Data records:
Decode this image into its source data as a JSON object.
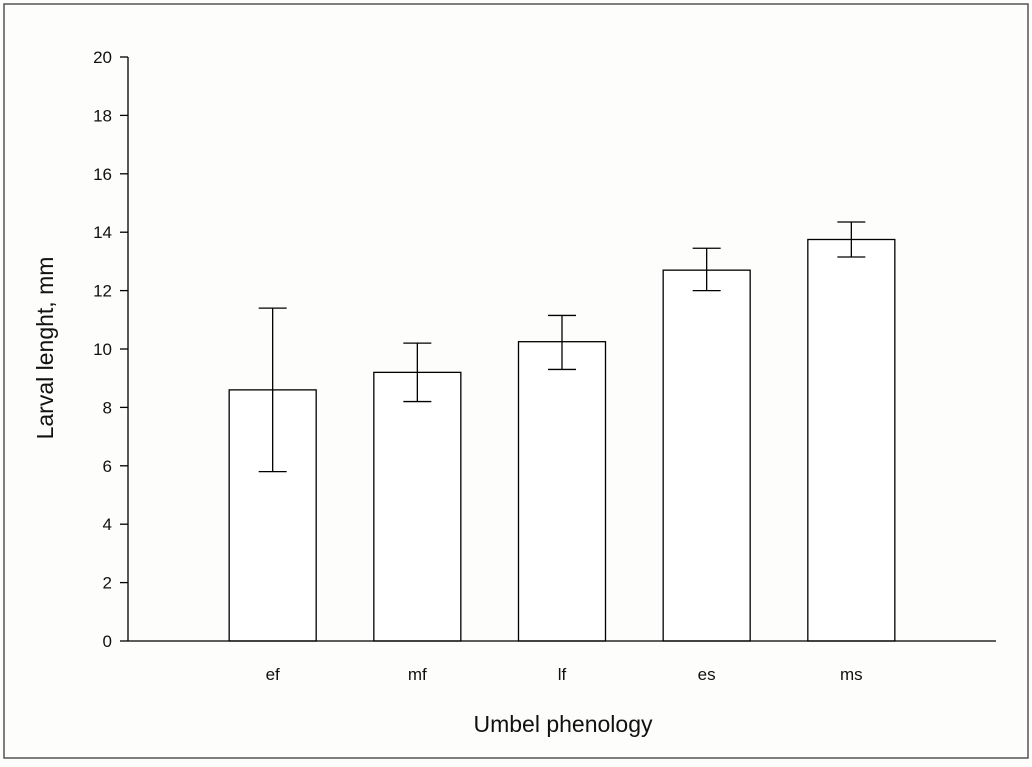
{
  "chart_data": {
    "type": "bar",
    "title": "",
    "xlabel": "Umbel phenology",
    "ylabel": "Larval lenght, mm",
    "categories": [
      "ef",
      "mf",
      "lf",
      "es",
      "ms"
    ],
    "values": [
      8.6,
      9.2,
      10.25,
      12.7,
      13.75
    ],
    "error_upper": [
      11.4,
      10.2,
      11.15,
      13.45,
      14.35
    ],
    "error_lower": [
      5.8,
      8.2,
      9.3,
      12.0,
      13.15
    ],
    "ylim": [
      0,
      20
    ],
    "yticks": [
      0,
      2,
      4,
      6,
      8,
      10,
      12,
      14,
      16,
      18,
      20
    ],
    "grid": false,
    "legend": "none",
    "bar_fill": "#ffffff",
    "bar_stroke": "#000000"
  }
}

* * *

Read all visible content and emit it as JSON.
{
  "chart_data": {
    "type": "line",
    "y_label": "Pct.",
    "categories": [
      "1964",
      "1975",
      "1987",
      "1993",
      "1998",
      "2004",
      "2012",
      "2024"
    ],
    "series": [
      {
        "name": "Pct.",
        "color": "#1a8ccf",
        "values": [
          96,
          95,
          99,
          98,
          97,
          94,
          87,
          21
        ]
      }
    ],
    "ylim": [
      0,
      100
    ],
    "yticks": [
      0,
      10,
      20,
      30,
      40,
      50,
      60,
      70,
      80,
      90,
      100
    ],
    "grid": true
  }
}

==

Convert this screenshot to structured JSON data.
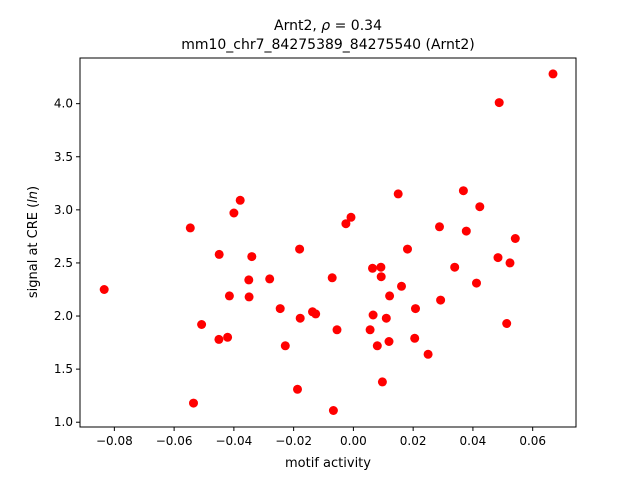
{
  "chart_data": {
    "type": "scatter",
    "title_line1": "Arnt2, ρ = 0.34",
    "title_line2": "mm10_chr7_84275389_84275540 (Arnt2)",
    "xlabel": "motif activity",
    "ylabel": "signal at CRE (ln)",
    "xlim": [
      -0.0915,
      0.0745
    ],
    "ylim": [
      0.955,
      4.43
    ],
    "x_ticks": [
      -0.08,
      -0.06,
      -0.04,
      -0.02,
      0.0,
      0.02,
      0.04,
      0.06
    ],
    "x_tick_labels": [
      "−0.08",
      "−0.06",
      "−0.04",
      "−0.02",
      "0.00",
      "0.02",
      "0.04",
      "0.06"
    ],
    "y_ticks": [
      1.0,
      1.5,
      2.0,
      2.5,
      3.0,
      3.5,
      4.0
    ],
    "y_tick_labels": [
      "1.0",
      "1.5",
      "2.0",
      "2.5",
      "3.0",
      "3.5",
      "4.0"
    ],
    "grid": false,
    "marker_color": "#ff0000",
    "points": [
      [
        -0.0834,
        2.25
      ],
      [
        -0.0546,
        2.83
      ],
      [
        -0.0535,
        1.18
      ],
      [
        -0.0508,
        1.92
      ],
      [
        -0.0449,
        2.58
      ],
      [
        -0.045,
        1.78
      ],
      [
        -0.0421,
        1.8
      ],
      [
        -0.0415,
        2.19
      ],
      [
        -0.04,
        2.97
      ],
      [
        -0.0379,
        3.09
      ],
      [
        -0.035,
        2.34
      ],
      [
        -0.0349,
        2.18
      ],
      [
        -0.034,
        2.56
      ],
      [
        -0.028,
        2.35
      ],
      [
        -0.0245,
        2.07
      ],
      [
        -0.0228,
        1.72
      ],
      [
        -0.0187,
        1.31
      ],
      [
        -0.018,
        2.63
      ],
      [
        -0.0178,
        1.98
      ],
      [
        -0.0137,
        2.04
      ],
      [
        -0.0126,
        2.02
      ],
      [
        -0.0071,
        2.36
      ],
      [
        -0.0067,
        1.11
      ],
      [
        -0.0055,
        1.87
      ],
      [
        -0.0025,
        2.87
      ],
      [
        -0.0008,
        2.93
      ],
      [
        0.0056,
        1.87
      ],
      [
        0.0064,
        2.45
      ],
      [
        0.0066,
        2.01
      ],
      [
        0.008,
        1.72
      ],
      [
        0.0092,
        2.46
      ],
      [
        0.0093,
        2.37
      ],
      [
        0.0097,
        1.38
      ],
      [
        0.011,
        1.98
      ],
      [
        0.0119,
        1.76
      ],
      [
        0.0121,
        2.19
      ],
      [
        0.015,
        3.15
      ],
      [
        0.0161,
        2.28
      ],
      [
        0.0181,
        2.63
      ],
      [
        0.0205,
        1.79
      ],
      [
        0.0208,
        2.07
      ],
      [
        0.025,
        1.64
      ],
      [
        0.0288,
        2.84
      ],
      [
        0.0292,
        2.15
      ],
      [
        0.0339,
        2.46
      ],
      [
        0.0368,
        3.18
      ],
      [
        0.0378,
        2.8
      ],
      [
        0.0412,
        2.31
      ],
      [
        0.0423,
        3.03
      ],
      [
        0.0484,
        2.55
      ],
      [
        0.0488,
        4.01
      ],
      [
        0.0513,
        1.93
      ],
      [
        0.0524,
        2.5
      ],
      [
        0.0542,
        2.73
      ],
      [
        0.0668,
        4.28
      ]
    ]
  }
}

_Exercise brief_.
Which lines in the records above contain the string "ylabel"? Copy each one.

_Reply_.
    "ylabel": "Larval lenght, mm",
    "ylabel": "signal at CRE (ln)",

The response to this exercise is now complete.